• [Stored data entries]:
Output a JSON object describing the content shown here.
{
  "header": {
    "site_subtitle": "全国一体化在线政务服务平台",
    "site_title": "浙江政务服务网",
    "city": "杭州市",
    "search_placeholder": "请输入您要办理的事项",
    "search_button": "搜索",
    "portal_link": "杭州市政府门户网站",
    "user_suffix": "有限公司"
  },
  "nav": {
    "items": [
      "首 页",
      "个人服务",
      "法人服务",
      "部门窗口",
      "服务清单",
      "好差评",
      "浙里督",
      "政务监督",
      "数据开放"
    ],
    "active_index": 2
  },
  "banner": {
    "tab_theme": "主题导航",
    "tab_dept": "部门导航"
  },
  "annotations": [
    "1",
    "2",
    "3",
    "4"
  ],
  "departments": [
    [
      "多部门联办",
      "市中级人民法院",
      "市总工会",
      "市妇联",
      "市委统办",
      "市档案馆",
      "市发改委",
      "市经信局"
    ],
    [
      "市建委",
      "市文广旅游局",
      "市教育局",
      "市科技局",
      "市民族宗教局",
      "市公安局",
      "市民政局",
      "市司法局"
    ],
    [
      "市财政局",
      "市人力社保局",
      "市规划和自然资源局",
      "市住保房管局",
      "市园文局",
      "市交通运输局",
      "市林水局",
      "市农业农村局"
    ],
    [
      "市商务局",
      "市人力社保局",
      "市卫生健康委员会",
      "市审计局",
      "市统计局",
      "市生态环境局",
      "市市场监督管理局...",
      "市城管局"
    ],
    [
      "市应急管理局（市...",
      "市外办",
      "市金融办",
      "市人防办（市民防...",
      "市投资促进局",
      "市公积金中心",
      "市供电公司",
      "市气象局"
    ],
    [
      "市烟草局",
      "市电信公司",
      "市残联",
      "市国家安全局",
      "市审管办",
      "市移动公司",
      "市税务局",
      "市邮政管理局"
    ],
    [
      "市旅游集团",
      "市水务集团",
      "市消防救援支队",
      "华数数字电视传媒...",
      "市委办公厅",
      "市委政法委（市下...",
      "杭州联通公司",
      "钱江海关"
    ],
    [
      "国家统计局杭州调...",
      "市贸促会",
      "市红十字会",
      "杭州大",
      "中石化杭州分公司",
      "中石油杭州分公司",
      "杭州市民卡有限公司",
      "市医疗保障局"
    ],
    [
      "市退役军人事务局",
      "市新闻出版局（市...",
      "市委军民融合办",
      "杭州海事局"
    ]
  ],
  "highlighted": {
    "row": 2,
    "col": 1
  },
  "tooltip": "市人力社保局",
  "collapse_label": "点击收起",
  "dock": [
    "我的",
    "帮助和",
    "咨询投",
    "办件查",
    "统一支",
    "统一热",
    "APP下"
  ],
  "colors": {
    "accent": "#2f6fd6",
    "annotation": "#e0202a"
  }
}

• [Short problem]: Each line of the listing above should be output exactly.

• [Exercise answer]:
Output a JSON object describing the content shown here.
{
  "header": {
    "site_subtitle": "全国一体化在线政务服务平台",
    "site_title": "浙江政务服务网",
    "city": "杭州市",
    "search_placeholder": "请输入您要办理的事项",
    "search_button": "搜索",
    "portal_link": "杭州市政府门户网站",
    "user_suffix": "有限公司"
  },
  "nav": {
    "items": [
      "首 页",
      "个人服务",
      "法人服务",
      "部门窗口",
      "服务清单",
      "好差评",
      "浙里督",
      "政务监督",
      "数据开放"
    ],
    "active_index": 2
  },
  "banner": {
    "tab_theme": "主题导航",
    "tab_dept": "部门导航"
  },
  "annotations": [
    "1",
    "2",
    "3",
    "4"
  ],
  "departments": [
    [
      "多部门联办",
      "市中级人民法院",
      "市总工会",
      "市妇联",
      "市委统办",
      "市档案馆",
      "市发改委",
      "市经信局"
    ],
    [
      "市建委",
      "市文广旅游局",
      "市教育局",
      "市科技局",
      "市民族宗教局",
      "市公安局",
      "市民政局",
      "市司法局"
    ],
    [
      "市财政局",
      "市人力社保局",
      "市规划和自然资源局",
      "市住保房管局",
      "市园文局",
      "市交通运输局",
      "市林水局",
      "市农业农村局"
    ],
    [
      "市商务局",
      "市人力社保局",
      "市卫生健康委员会",
      "市审计局",
      "市统计局",
      "市生态环境局",
      "市市场监督管理局...",
      "市城管局"
    ],
    [
      "市应急管理局（市...",
      "市外办",
      "市金融办",
      "市人防办（市民防...",
      "市投资促进局",
      "市公积金中心",
      "市供电公司",
      "市气象局"
    ],
    [
      "市烟草局",
      "市电信公司",
      "市残联",
      "市国家安全局",
      "市审管办",
      "市移动公司",
      "市税务局",
      "市邮政管理局"
    ],
    [
      "市旅游集团",
      "市水务集团",
      "市消防救援支队",
      "华数数字电视传媒...",
      "市委办公厅",
      "市委政法委（市下...",
      "杭州联通公司",
      "钱江海关"
    ],
    [
      "国家统计局杭州调...",
      "市贸促会",
      "市红十字会",
      "杭州大",
      "中石化杭州分公司",
      "中石油杭州分公司",
      "杭州市民卡有限公司",
      "市医疗保障局"
    ],
    [
      "市退役军人事务局",
      "市新闻出版局（市...",
      "市委军民融合办",
      "杭州海事局"
    ]
  ],
  "highlighted": {
    "row": 2,
    "col": 1
  },
  "tooltip": "市人力社保局",
  "collapse_label": "点击收起",
  "dock": [
    "我的",
    "帮助和",
    "咨询投",
    "办件查",
    "统一支",
    "统一热",
    "APP下"
  ],
  "colors": {
    "accent": "#2f6fd6",
    "annotation": "#e0202a"
  }
}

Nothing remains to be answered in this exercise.